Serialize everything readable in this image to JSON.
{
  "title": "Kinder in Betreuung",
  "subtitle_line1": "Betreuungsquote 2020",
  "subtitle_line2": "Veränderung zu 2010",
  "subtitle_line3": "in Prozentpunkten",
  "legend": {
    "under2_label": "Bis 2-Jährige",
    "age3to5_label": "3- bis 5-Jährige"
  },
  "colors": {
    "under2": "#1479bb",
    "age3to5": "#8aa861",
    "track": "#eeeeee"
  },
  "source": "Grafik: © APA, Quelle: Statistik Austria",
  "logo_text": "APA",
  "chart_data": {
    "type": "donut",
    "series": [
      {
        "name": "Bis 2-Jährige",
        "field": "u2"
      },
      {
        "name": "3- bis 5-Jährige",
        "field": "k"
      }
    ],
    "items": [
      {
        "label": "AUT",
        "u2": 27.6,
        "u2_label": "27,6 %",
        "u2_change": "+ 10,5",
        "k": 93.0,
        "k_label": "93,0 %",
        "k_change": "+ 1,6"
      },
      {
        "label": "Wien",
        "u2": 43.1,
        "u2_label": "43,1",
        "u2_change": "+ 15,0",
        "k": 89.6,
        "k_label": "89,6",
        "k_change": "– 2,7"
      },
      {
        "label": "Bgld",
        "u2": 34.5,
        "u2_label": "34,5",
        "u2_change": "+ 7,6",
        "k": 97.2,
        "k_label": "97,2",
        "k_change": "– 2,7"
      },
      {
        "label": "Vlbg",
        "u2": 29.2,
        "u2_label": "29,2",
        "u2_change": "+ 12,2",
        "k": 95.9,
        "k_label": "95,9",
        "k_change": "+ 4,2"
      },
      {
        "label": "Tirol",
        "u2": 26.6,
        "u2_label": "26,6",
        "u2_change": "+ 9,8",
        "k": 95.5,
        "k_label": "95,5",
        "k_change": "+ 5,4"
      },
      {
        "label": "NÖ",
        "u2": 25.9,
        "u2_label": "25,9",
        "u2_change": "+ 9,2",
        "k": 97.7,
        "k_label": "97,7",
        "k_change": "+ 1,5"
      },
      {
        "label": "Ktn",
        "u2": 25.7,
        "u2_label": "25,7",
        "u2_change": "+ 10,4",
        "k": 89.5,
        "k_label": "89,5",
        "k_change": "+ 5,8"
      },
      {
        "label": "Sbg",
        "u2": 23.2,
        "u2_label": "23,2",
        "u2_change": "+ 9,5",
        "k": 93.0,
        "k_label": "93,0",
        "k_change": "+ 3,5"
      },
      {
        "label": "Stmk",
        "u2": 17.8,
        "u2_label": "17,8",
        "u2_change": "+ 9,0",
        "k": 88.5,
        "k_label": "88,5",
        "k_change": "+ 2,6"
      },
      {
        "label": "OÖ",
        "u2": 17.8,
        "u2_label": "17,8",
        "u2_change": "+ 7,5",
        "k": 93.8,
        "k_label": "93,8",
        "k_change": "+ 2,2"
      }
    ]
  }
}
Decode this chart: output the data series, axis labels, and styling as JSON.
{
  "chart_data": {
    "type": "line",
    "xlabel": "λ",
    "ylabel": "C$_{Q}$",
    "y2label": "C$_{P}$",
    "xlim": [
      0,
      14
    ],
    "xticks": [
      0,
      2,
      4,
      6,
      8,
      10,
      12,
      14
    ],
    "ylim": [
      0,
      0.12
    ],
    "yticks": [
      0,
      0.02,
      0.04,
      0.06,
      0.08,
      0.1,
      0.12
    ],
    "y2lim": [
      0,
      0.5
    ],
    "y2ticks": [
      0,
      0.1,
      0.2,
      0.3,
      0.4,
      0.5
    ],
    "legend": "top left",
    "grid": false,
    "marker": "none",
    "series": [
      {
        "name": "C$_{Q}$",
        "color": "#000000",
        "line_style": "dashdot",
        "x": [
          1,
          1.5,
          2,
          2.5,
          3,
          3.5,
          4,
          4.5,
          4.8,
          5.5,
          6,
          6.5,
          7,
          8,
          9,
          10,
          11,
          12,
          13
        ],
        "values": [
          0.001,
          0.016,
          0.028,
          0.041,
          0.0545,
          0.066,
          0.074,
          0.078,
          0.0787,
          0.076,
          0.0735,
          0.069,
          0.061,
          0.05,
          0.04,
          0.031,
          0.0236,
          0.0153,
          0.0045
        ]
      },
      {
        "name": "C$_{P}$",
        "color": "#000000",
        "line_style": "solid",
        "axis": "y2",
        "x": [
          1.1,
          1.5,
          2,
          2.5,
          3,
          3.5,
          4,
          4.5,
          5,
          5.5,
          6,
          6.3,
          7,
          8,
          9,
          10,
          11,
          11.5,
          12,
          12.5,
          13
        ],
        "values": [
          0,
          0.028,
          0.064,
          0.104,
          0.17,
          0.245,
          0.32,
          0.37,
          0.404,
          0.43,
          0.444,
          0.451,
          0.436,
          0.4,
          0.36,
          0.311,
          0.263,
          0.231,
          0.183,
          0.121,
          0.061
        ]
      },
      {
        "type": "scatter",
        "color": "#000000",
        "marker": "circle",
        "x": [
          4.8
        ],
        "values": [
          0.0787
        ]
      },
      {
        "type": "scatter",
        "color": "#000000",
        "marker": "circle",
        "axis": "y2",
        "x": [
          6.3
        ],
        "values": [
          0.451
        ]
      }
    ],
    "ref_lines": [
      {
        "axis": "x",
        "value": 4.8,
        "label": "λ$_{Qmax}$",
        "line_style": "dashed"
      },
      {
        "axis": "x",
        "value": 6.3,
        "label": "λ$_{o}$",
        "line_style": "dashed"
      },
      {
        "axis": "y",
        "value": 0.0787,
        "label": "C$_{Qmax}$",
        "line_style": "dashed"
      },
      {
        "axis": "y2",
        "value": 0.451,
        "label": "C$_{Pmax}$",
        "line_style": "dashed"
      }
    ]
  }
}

_Exercise requirements_
Pick out, from the lines above, every one that contains the string "JSON".

_The answer_
Serialize everything readable in this image to JSON.
Decode this chart: output the data series, axis labels, and styling as JSON.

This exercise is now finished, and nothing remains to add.